• **DESCRIPTION OF THE TASK**: Isolate every line in the records below with "Padre" in it.

• **DATA FOR THE TASK**:
---+---

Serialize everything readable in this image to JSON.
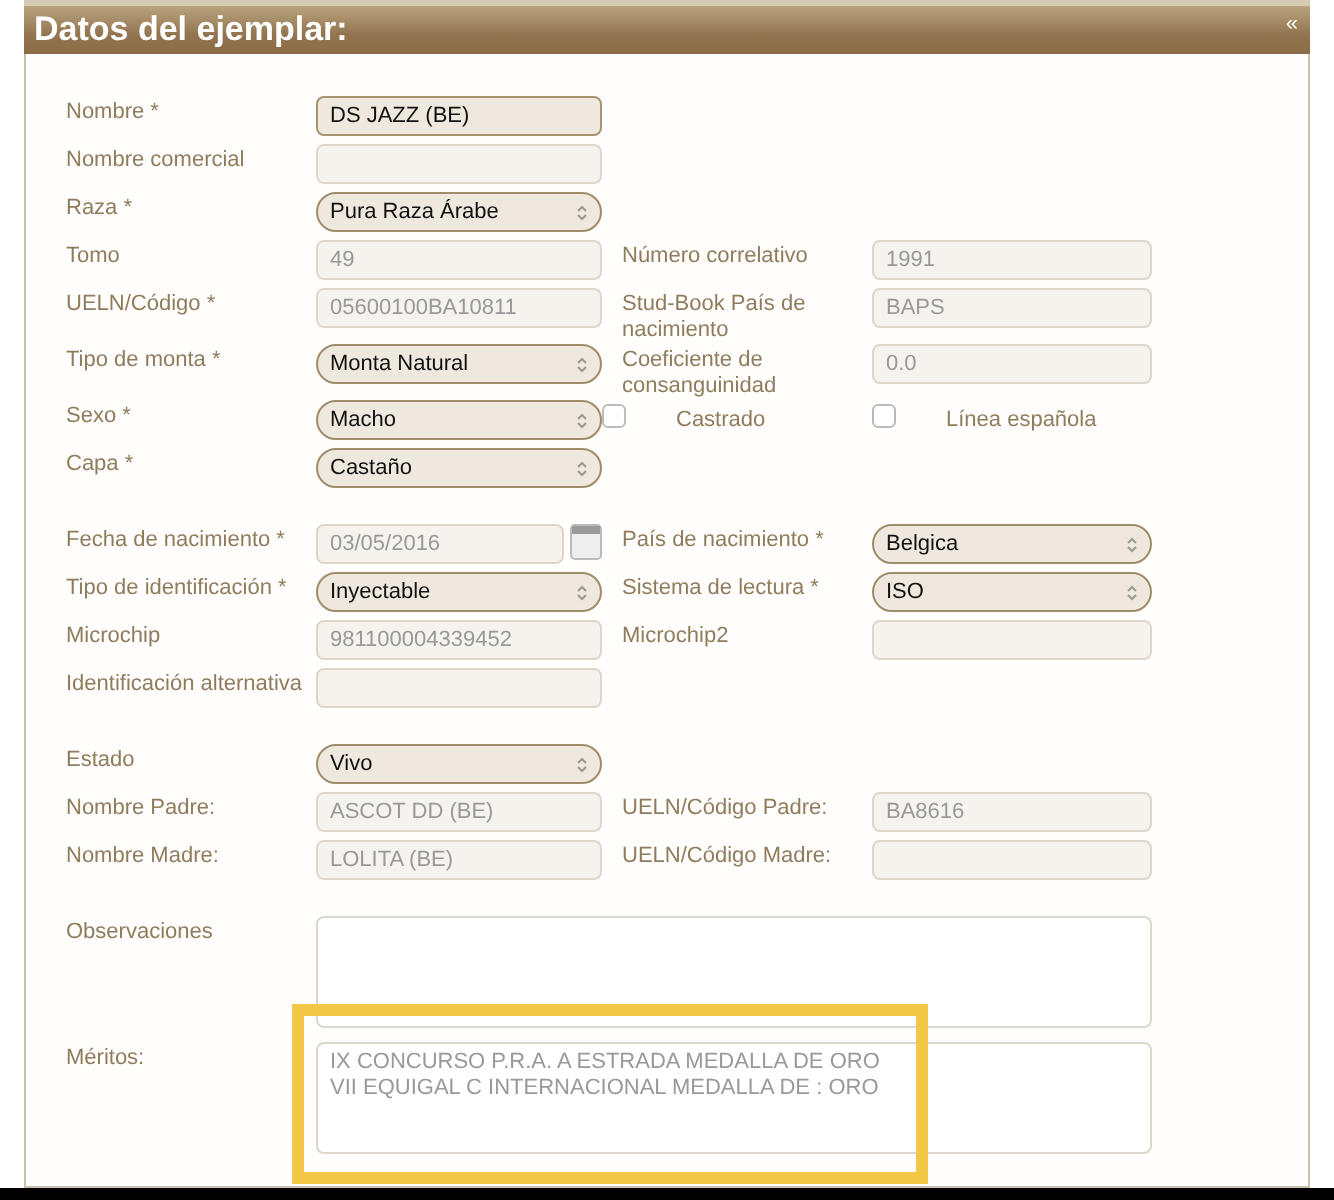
{
  "panel": {
    "title": "Datos del ejemplar:",
    "collapse": "«"
  },
  "sections": [
    {
      "rows": [
        {
          "cells": [
            {
              "kind": "field",
              "label": "Nombre *",
              "field": {
                "kind": "input",
                "value": "DS JAZZ (BE)",
                "readonly": false
              }
            }
          ]
        },
        {
          "cells": [
            {
              "kind": "field",
              "label": "Nombre comercial",
              "field": {
                "kind": "input",
                "readonly": true
              }
            }
          ]
        },
        {
          "cells": [
            {
              "kind": "field",
              "label": "Raza *",
              "field": {
                "kind": "select",
                "value": "Pura Raza Árabe"
              }
            }
          ]
        },
        {
          "cells": [
            {
              "kind": "field",
              "label": "Tomo",
              "field": {
                "kind": "input",
                "value": "49",
                "readonly": true
              }
            },
            {
              "kind": "field",
              "label": "Número correlativo",
              "field": {
                "kind": "input",
                "value": "1991",
                "readonly": true
              }
            }
          ]
        },
        {
          "cells": [
            {
              "kind": "field",
              "label": "UELN/Código *",
              "field": {
                "kind": "input",
                "value": "05600100BA10811",
                "readonly": true
              }
            },
            {
              "kind": "field",
              "label": "Stud-Book País de nacimiento",
              "field": {
                "kind": "input",
                "value": "BAPS",
                "readonly": true
              }
            }
          ]
        },
        {
          "cells": [
            {
              "kind": "field",
              "label": "Tipo de monta *",
              "field": {
                "kind": "select",
                "value": "Monta Natural"
              }
            },
            {
              "kind": "field",
              "label": "Coeficiente de consanguinidad",
              "field": {
                "kind": "input",
                "value": "0.0",
                "readonly": true
              }
            }
          ]
        },
        {
          "cells": [
            {
              "kind": "field",
              "label": "Sexo *",
              "field": {
                "kind": "select",
                "value": "Macho"
              }
            },
            {
              "kind": "check",
              "label": "Castrado",
              "checked": false
            },
            {
              "kind": "check",
              "label": "Línea española",
              "checked": false
            }
          ]
        },
        {
          "cells": [
            {
              "kind": "field",
              "label": "Capa *",
              "field": {
                "kind": "select",
                "value": "Castaño"
              }
            }
          ]
        }
      ]
    },
    {
      "rows": [
        {
          "cells": [
            {
              "kind": "field",
              "label": "Fecha de nacimiento *",
              "field": {
                "kind": "date",
                "value": "03/05/2016",
                "readonly": true
              }
            },
            {
              "kind": "field",
              "label": "País de nacimiento *",
              "field": {
                "kind": "select",
                "value": "Belgica"
              }
            }
          ]
        },
        {
          "cells": [
            {
              "kind": "field",
              "label": "Tipo de identificación *",
              "field": {
                "kind": "select",
                "value": "Inyectable"
              }
            },
            {
              "kind": "field",
              "label": "Sistema de lectura *",
              "field": {
                "kind": "select",
                "value": "ISO"
              }
            }
          ]
        },
        {
          "cells": [
            {
              "kind": "field",
              "label": "Microchip",
              "field": {
                "kind": "input",
                "value": "981100004339452",
                "readonly": true
              }
            },
            {
              "kind": "field",
              "label": "Microchip2",
              "field": {
                "kind": "input",
                "readonly": true
              }
            }
          ]
        },
        {
          "cells": [
            {
              "kind": "field",
              "label": "Identificación alternativa",
              "field": {
                "kind": "input",
                "readonly": true
              }
            }
          ]
        }
      ]
    },
    {
      "rows": [
        {
          "cells": [
            {
              "kind": "field",
              "label": "Estado",
              "field": {
                "kind": "select",
                "value": "Vivo"
              }
            }
          ]
        },
        {
          "cells": [
            {
              "kind": "field",
              "label": "Nombre Padre:",
              "field": {
                "kind": "input",
                "value": "ASCOT DD (BE)",
                "readonly": true
              }
            },
            {
              "kind": "field",
              "label": "UELN/Código Padre:",
              "field": {
                "kind": "input",
                "value": "BA8616",
                "readonly": true
              }
            }
          ]
        },
        {
          "cells": [
            {
              "kind": "field",
              "label": "Nombre Madre:",
              "field": {
                "kind": "input",
                "value": "LOLITA (BE)",
                "readonly": true
              }
            },
            {
              "kind": "field",
              "label": "UELN/Código Madre:",
              "field": {
                "kind": "input",
                "readonly": true
              }
            }
          ]
        }
      ]
    },
    {
      "rows": [
        {
          "cells": [
            {
              "kind": "field",
              "label": "Observaciones",
              "field": {
                "kind": "textarea"
              }
            }
          ]
        },
        {
          "cells": [
            {
              "kind": "field",
              "label": "Méritos:",
              "highlighted": true,
              "field": {
                "kind": "textarea",
                "value": "IX CONCURSO P.R.A. A ESTRADA MEDALLA DE ORO\nVII EQUIGAL C INTERNACIONAL MEDALLA DE : ORO",
                "readonly": true
              }
            }
          ]
        }
      ]
    }
  ]
}
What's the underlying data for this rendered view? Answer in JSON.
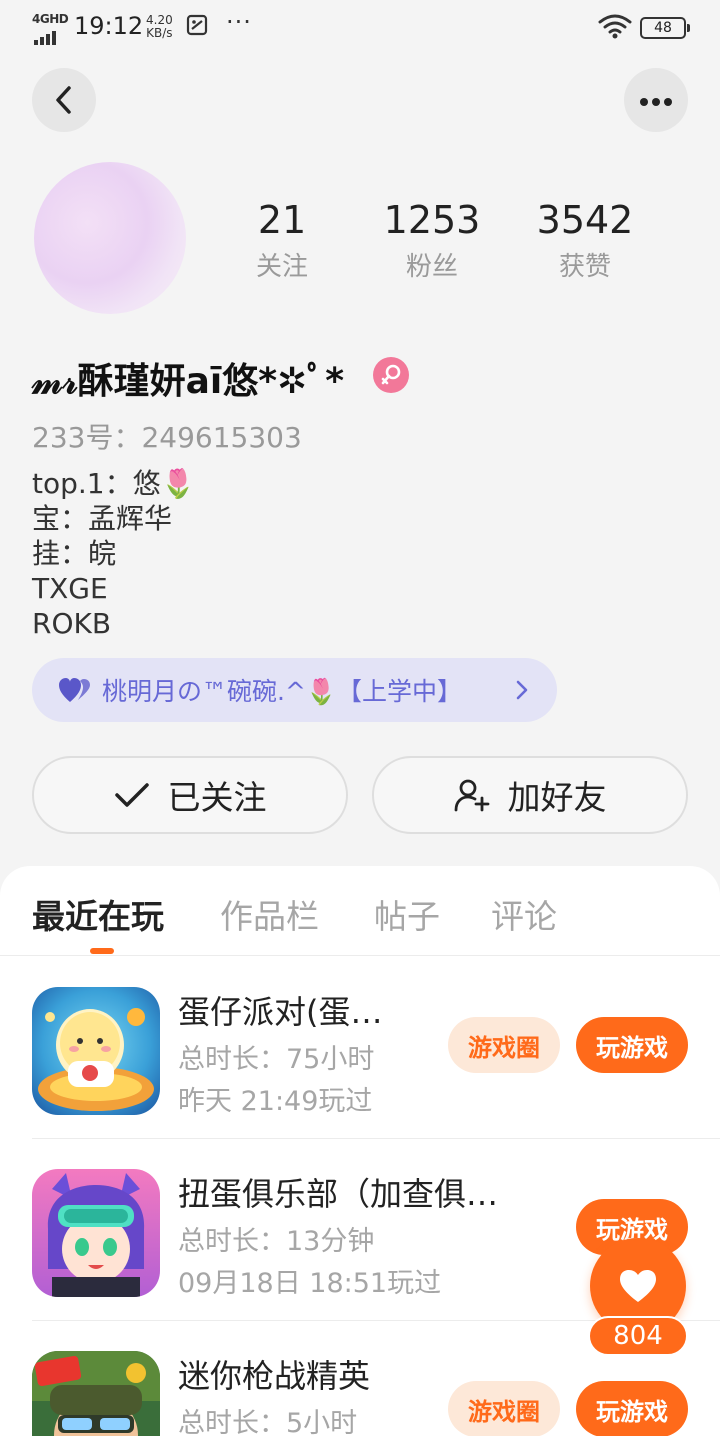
{
  "status_bar": {
    "network": "4GHD",
    "time": "19:12",
    "speed_value": "4.20",
    "speed_unit": "KB/s",
    "more": "···",
    "battery": "48"
  },
  "profile": {
    "stats": [
      {
        "value": "21",
        "label": "关注"
      },
      {
        "value": "1253",
        "label": "粉丝"
      },
      {
        "value": "3542",
        "label": "获赞"
      }
    ],
    "nickname": "𝓂𝓇酥瑾妍aī悠*✲ﾟ*",
    "id_line": "233号：249615303",
    "bio_lines": [
      "top.1：悠🌷",
      "宝：孟辉华",
      "挂：皖",
      "TXGE",
      "ROKB"
    ],
    "partner": "桃明月の™碗碗.^🌷【上学中】"
  },
  "actions": {
    "follow": "已关注",
    "add_friend": "加好友"
  },
  "tabs": [
    "最近在玩",
    "作品栏",
    "帖子",
    "评论"
  ],
  "games": [
    {
      "title": "蛋仔派对(蛋…",
      "duration": "总时长：75小时",
      "last_played": "昨天 21:49玩过",
      "circle_label": "游戏圈",
      "play_label": "玩游戏"
    },
    {
      "title": "扭蛋俱乐部（加查俱…",
      "duration": "总时长：13分钟",
      "last_played": "09月18日 18:51玩过",
      "play_label": "玩游戏"
    },
    {
      "title": "迷你枪战精英",
      "duration": "总时长：5小时",
      "circle_label": "游戏圈",
      "play_label": "玩游戏"
    }
  ],
  "likes": "804",
  "colors": {
    "accent": "#ff6a1a",
    "partner_text": "#6769d6",
    "gender_badge": "#f27899"
  }
}
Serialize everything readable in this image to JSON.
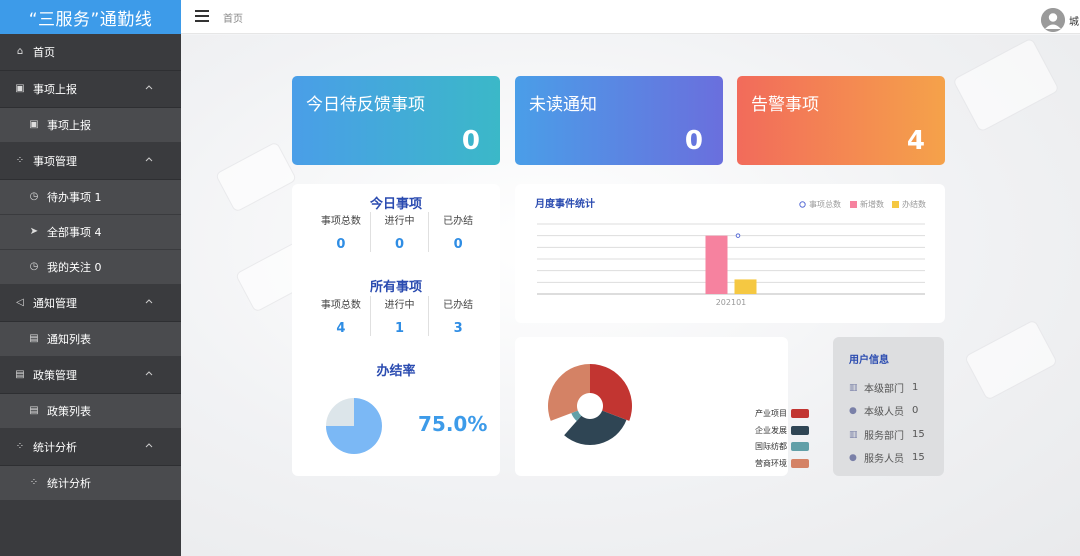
{
  "app": {
    "title": "“三服务”通勤线"
  },
  "header": {
    "breadcrumb": "首页",
    "user": "城"
  },
  "sidebar": {
    "items": [
      {
        "label": "首页",
        "icon": "home-icon"
      },
      {
        "label": "事项上报",
        "icon": "upload-icon",
        "children": [
          {
            "label": "事项上报",
            "icon": "upload-icon"
          }
        ]
      },
      {
        "label": "事项管理",
        "icon": "grid-icon",
        "children": [
          {
            "label": "待办事项 1",
            "icon": "alarm-icon"
          },
          {
            "label": "全部事项 4",
            "icon": "send-icon"
          },
          {
            "label": "我的关注 0",
            "icon": "alarm-icon"
          }
        ]
      },
      {
        "label": "通知管理",
        "icon": "speaker-icon",
        "children": [
          {
            "label": "通知列表",
            "icon": "doc-icon"
          }
        ]
      },
      {
        "label": "政策管理",
        "icon": "doc-icon",
        "children": [
          {
            "label": "政策列表",
            "icon": "doc-icon"
          }
        ]
      },
      {
        "label": "统计分析",
        "icon": "grid-icon",
        "children": [
          {
            "label": "统计分析",
            "icon": "grid-icon"
          }
        ]
      }
    ]
  },
  "cards": {
    "feedback": {
      "title": "今日待反馈事项",
      "value": "0"
    },
    "unread": {
      "title": "未读通知",
      "value": "0"
    },
    "alert": {
      "title": "告警事项",
      "value": "4"
    }
  },
  "today": {
    "title": "今日事项",
    "labels": [
      "事项总数",
      "进行中",
      "已办结"
    ],
    "values": [
      "0",
      "0",
      "0"
    ]
  },
  "all": {
    "title": "所有事项",
    "labels": [
      "事项总数",
      "进行中",
      "已办结"
    ],
    "values": [
      "4",
      "1",
      "3"
    ]
  },
  "rate": {
    "title": "办结率",
    "value": "75.0%",
    "fraction": 0.75
  },
  "monthly": {
    "title": "月度事件统计",
    "legend": [
      "事项总数",
      "新增数",
      "办结数"
    ]
  },
  "user_info": {
    "title": "用户信息",
    "rows": [
      {
        "label": "本级部门",
        "value": "1"
      },
      {
        "label": "本级人员",
        "value": "0"
      },
      {
        "label": "服务部门",
        "value": "15"
      },
      {
        "label": "服务人员",
        "value": "15"
      }
    ]
  },
  "colors": {
    "sidebar": "#3a3b3e",
    "logo": "#3d9be9",
    "accent": "#2a4bb0"
  },
  "chart_data": [
    {
      "type": "bar",
      "title": "月度事件统计",
      "categories": [
        "202101"
      ],
      "series": [
        {
          "name": "事项总数",
          "values": [
            4
          ],
          "color": "#5b6fd6",
          "kind": "line"
        },
        {
          "name": "新增数",
          "values": [
            4
          ],
          "color": "#f6829f"
        },
        {
          "name": "办结数",
          "values": [
            1
          ],
          "color": "#f5c842"
        }
      ],
      "ylim": [
        0,
        4.8
      ],
      "grid": true,
      "legend": "top-right"
    },
    {
      "type": "pie",
      "labels": [
        "产业项目",
        "企业发展",
        "国际纺都",
        "营商环境"
      ],
      "values": [
        1,
        1,
        0.25,
        1
      ],
      "colors": [
        "#c23531",
        "#2f4554",
        "#61a0a8",
        "#d48265"
      ],
      "legend": "right"
    },
    {
      "type": "pie",
      "labels": [
        "办结率"
      ],
      "values": [
        75,
        25
      ],
      "colors": [
        "#7bb8f5",
        "#dce5ea"
      ]
    }
  ]
}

---+---

• **CORRECT RESULT**:
              "label": "Nombre Padre:",
              "label": "UELN/Código Padre:",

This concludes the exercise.